* **What you are asked to do**
Here are some records. Copy each one exactly.

* **Data to use**
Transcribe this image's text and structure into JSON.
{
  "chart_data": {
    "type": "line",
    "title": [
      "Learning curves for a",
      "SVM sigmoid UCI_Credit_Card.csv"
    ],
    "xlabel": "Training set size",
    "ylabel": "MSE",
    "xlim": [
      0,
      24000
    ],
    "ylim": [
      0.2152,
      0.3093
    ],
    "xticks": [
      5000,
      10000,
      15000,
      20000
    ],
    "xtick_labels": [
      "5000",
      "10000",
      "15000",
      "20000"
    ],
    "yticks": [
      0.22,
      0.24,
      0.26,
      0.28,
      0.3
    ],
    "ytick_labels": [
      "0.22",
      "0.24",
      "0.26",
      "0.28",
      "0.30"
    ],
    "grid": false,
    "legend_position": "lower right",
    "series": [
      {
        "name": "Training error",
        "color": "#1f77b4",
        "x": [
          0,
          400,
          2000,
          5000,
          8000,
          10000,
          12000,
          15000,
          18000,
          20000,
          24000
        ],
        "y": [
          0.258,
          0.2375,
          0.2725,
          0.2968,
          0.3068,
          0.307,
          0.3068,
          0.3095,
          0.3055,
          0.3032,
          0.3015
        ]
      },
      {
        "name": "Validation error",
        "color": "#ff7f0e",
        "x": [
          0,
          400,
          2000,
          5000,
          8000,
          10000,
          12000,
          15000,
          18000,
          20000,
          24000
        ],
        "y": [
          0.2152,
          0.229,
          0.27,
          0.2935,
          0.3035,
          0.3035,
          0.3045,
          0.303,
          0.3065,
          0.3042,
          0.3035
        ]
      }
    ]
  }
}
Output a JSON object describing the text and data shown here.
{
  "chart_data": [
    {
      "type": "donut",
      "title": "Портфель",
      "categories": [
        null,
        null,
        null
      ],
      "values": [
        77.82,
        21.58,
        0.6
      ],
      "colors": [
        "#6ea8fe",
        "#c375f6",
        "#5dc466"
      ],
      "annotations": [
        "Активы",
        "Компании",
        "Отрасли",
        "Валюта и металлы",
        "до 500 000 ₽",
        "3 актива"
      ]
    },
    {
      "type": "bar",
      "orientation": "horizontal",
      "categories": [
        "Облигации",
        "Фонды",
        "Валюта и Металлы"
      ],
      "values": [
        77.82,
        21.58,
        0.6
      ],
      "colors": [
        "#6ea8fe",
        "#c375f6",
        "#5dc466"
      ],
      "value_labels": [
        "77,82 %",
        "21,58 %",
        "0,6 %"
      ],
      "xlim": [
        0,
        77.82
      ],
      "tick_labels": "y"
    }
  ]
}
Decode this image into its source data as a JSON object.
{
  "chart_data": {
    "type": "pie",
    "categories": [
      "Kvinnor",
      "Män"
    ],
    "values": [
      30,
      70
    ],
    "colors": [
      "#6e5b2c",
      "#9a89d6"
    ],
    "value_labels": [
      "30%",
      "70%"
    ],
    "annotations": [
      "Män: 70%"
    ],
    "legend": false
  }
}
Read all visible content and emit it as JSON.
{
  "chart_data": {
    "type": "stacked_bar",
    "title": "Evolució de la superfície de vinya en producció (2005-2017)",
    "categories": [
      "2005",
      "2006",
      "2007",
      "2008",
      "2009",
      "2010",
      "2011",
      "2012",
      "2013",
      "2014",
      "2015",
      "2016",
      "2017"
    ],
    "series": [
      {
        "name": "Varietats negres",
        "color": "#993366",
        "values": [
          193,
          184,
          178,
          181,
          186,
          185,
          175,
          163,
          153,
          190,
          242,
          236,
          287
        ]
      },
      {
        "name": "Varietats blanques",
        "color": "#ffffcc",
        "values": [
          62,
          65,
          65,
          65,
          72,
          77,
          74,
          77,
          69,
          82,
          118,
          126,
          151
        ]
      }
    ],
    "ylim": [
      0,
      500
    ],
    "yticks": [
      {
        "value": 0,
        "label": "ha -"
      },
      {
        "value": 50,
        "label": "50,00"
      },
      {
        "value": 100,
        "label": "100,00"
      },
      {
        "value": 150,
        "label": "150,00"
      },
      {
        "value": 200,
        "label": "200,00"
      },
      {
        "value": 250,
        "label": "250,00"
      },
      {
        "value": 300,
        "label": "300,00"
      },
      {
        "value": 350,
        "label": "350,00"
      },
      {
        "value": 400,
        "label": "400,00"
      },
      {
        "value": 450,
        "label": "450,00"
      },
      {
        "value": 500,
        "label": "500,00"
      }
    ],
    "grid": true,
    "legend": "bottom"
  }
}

* **Solution for this problem**
Transcribe this image's text and structure into JSON.
{
  "chart_data": {
    "type": "line",
    "title": [
      "Learning curves for a",
      "SVM sigmoid UCI_Credit_Card.csv"
    ],
    "xlabel": "Training set size",
    "ylabel": "MSE",
    "xlim": [
      0,
      24000
    ],
    "ylim": [
      0.2152,
      0.3093
    ],
    "xticks": [
      5000,
      10000,
      15000,
      20000
    ],
    "xtick_labels": [
      "5000",
      "10000",
      "15000",
      "20000"
    ],
    "yticks": [
      0.22,
      0.24,
      0.26,
      0.28,
      0.3
    ],
    "ytick_labels": [
      "0.22",
      "0.24",
      "0.26",
      "0.28",
      "0.30"
    ],
    "grid": false,
    "legend_position": "lower right",
    "series": [
      {
        "name": "Training error",
        "color": "#1f77b4",
        "x": [
          0,
          400,
          2000,
          5000,
          8000,
          10000,
          12000,
          15000,
          18000,
          20000,
          24000
        ],
        "y": [
          0.258,
          0.2375,
          0.2725,
          0.2968,
          0.3068,
          0.307,
          0.3068,
          0.3095,
          0.3055,
          0.3032,
          0.3015
        ]
      },
      {
        "name": "Validation error",
        "color": "#ff7f0e",
        "x": [
          0,
          400,
          2000,
          5000,
          8000,
          10000,
          12000,
          15000,
          18000,
          20000,
          24000
        ],
        "y": [
          0.2152,
          0.229,
          0.27,
          0.2935,
          0.3035,
          0.3035,
          0.3045,
          0.303,
          0.3065,
          0.3042,
          0.3035
        ]
      }
    ]
  }
}
Output a JSON object describing the text and data shown here.
{
  "chart_data": [
    {
      "type": "donut",
      "title": "Портфель",
      "categories": [
        null,
        null,
        null
      ],
      "values": [
        77.82,
        21.58,
        0.6
      ],
      "colors": [
        "#6ea8fe",
        "#c375f6",
        "#5dc466"
      ],
      "annotations": [
        "Активы",
        "Компании",
        "Отрасли",
        "Валюта и металлы",
        "до 500 000 ₽",
        "3 актива"
      ]
    },
    {
      "type": "bar",
      "orientation": "horizontal",
      "categories": [
        "Облигации",
        "Фонды",
        "Валюта и Металлы"
      ],
      "values": [
        77.82,
        21.58,
        0.6
      ],
      "colors": [
        "#6ea8fe",
        "#c375f6",
        "#5dc466"
      ],
      "value_labels": [
        "77,82 %",
        "21,58 %",
        "0,6 %"
      ],
      "xlim": [
        0,
        77.82
      ],
      "tick_labels": "y"
    }
  ]
}
Decode this image into its source data as a JSON object.
{
  "chart_data": {
    "type": "pie",
    "categories": [
      "Kvinnor",
      "Män"
    ],
    "values": [
      30,
      70
    ],
    "colors": [
      "#6e5b2c",
      "#9a89d6"
    ],
    "value_labels": [
      "30%",
      "70%"
    ],
    "annotations": [
      "Män: 70%"
    ],
    "legend": false
  }
}
Read all visible content and emit it as JSON.
{
  "chart_data": {
    "type": "stacked_bar",
    "title": "Evolució de la superfície de vinya en producció (2005-2017)",
    "categories": [
      "2005",
      "2006",
      "2007",
      "2008",
      "2009",
      "2010",
      "2011",
      "2012",
      "2013",
      "2014",
      "2015",
      "2016",
      "2017"
    ],
    "series": [
      {
        "name": "Varietats negres",
        "color": "#993366",
        "values": [
          193,
          184,
          178,
          181,
          186,
          185,
          175,
          163,
          153,
          190,
          242,
          236,
          287
        ]
      },
      {
        "name": "Varietats blanques",
        "color": "#ffffcc",
        "values": [
          62,
          65,
          65,
          65,
          72,
          77,
          74,
          77,
          69,
          82,
          118,
          126,
          151
        ]
      }
    ],
    "ylim": [
      0,
      500
    ],
    "yticks": [
      {
        "value": 0,
        "label": "ha -"
      },
      {
        "value": 50,
        "label": "50,00"
      },
      {
        "value": 100,
        "label": "100,00"
      },
      {
        "value": 150,
        "label": "150,00"
      },
      {
        "value": 200,
        "label": "200,00"
      },
      {
        "value": 250,
        "label": "250,00"
      },
      {
        "value": 300,
        "label": "300,00"
      },
      {
        "value": 350,
        "label": "350,00"
      },
      {
        "value": 400,
        "label": "400,00"
      },
      {
        "value": 450,
        "label": "450,00"
      },
      {
        "value": 500,
        "label": "500,00"
      }
    ],
    "grid": true,
    "legend": "bottom"
  }
}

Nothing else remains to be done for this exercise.